Given information
┄┄┄┄┄┄

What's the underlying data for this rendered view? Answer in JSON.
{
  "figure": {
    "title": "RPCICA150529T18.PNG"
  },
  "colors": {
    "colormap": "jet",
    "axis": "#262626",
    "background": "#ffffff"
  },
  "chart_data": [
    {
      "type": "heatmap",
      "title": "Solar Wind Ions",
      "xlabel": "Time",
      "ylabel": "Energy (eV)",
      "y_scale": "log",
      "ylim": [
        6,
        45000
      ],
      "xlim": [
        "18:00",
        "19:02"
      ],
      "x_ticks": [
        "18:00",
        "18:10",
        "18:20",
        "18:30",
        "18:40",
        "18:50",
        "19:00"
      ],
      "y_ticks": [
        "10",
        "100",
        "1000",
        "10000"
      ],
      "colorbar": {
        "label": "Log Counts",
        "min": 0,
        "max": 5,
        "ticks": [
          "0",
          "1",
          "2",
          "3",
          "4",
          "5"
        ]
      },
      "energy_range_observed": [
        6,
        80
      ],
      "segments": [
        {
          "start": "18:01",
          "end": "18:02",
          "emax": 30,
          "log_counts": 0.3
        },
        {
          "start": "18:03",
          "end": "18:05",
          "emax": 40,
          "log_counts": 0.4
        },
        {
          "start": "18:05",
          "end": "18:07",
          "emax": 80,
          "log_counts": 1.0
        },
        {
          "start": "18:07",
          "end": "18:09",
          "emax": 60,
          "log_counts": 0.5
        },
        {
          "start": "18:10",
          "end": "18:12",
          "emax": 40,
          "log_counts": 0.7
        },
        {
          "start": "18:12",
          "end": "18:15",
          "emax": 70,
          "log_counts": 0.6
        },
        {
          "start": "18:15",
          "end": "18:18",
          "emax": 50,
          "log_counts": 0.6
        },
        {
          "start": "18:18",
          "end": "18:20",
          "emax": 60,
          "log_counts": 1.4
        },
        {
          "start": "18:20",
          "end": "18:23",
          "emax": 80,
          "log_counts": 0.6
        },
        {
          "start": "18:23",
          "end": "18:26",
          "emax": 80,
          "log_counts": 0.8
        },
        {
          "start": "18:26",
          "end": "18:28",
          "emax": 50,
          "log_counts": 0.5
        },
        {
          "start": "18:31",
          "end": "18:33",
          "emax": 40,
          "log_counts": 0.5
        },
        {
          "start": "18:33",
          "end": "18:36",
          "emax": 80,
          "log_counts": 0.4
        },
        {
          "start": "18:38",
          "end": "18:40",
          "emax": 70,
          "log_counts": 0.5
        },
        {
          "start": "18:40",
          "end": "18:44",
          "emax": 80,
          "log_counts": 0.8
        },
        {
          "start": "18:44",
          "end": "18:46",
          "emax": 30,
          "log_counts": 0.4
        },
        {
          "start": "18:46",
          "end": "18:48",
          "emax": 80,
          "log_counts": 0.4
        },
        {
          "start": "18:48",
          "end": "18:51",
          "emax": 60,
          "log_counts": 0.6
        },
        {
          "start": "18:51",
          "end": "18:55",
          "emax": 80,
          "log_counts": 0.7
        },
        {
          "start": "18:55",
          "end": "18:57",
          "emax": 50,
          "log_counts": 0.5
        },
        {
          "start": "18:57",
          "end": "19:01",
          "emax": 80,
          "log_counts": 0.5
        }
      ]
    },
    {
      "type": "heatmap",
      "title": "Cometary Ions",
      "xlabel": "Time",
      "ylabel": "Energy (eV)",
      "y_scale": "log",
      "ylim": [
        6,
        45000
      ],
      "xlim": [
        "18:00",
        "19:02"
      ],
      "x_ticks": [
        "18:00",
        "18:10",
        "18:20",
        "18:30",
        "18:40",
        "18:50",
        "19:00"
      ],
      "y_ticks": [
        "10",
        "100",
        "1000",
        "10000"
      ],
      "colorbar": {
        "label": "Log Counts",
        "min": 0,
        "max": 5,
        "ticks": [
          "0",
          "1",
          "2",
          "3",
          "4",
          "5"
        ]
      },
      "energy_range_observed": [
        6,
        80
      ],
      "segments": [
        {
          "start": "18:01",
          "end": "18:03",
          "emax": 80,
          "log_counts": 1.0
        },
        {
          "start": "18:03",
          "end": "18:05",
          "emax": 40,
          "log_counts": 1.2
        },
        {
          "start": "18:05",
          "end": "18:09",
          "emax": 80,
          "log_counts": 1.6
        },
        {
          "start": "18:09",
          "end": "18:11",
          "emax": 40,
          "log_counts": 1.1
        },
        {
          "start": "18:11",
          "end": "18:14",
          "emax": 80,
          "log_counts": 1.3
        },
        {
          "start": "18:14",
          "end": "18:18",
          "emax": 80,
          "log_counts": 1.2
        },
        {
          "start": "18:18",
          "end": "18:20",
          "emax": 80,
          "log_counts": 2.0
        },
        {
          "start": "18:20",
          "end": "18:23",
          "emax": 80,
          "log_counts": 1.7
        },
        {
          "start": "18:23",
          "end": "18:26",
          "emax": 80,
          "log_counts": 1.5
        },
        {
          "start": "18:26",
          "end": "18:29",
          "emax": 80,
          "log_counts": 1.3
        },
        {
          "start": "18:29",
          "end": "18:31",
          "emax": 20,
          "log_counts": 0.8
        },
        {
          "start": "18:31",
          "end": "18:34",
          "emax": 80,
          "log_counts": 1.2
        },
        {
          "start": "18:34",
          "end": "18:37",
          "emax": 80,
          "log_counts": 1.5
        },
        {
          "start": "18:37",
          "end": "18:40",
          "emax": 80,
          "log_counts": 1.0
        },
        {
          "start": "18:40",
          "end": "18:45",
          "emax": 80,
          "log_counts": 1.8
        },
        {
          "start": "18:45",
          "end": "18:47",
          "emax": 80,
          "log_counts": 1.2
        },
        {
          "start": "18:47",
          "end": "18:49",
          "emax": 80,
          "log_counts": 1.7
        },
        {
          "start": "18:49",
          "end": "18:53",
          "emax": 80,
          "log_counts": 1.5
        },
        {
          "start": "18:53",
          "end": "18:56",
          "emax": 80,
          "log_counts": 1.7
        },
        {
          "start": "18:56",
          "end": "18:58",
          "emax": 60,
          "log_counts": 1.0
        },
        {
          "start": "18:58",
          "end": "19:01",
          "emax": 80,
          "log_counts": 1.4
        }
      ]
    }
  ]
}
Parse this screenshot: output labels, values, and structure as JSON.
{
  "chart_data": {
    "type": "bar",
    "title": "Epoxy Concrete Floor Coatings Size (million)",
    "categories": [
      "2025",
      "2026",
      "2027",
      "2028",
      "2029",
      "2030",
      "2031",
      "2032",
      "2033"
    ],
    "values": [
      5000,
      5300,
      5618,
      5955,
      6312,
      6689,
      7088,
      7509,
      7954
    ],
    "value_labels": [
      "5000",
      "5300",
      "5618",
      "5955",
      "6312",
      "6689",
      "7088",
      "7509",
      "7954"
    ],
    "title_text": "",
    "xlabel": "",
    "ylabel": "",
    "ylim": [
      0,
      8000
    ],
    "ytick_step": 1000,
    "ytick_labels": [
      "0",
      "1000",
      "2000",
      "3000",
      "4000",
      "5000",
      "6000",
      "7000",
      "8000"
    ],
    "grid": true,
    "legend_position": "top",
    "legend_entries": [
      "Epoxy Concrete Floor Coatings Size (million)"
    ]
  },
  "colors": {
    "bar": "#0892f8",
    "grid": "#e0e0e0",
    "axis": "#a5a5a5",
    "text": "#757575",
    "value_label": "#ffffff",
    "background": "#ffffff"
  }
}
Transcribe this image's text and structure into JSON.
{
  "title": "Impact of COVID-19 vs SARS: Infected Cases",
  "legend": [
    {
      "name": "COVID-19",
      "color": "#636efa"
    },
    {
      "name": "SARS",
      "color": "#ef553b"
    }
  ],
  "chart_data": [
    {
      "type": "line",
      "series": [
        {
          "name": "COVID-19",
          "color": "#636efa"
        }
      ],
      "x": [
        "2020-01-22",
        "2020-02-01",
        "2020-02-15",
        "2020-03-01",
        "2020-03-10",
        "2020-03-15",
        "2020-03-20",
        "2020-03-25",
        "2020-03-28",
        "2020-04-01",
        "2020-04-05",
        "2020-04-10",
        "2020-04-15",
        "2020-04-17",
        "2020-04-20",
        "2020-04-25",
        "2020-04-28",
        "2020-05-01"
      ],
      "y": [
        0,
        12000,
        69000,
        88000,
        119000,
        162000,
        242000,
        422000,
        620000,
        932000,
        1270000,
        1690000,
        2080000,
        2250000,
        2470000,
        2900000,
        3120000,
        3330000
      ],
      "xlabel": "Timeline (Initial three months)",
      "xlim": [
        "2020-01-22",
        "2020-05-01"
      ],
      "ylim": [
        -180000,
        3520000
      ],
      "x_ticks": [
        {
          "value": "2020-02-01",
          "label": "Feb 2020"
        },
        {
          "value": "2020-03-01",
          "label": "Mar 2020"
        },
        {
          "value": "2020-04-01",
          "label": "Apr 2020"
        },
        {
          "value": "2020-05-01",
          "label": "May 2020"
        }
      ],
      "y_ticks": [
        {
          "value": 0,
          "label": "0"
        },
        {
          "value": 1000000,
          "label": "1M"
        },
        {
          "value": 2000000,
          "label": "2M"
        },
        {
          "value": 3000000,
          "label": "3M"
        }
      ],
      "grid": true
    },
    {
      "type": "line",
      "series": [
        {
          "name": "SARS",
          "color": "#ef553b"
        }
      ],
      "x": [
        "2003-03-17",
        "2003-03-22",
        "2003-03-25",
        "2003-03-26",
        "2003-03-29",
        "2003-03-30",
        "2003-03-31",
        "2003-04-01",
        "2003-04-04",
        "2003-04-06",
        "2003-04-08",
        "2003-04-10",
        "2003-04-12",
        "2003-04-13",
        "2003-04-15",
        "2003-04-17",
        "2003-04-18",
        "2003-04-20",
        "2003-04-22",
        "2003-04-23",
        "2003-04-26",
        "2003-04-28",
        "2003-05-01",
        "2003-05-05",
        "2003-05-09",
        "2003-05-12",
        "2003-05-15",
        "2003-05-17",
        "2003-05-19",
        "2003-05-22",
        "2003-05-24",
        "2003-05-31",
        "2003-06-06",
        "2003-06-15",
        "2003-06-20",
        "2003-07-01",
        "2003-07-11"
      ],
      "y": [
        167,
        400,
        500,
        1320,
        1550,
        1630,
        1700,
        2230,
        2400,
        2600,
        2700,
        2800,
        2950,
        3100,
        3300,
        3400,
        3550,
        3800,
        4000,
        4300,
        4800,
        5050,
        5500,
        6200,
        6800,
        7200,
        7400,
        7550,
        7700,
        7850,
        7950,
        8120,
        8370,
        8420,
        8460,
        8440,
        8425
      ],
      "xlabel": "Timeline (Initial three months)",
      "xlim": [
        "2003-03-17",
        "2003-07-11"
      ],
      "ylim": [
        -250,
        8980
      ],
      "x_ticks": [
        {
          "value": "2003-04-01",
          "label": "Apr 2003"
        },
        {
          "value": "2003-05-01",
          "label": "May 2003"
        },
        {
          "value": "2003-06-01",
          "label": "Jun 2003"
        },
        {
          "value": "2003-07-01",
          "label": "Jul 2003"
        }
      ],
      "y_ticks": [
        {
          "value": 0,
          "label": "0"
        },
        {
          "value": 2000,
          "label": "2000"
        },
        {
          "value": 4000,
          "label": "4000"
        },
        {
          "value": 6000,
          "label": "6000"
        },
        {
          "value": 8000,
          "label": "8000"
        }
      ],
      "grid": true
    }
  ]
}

┄┄┄┄┄┄

What the task requires
Extract every line from the records above that contains the word "grid".

The completed task
    "grid": true,
    "grid": "#e0e0e0",
      "grid": true
      "grid": true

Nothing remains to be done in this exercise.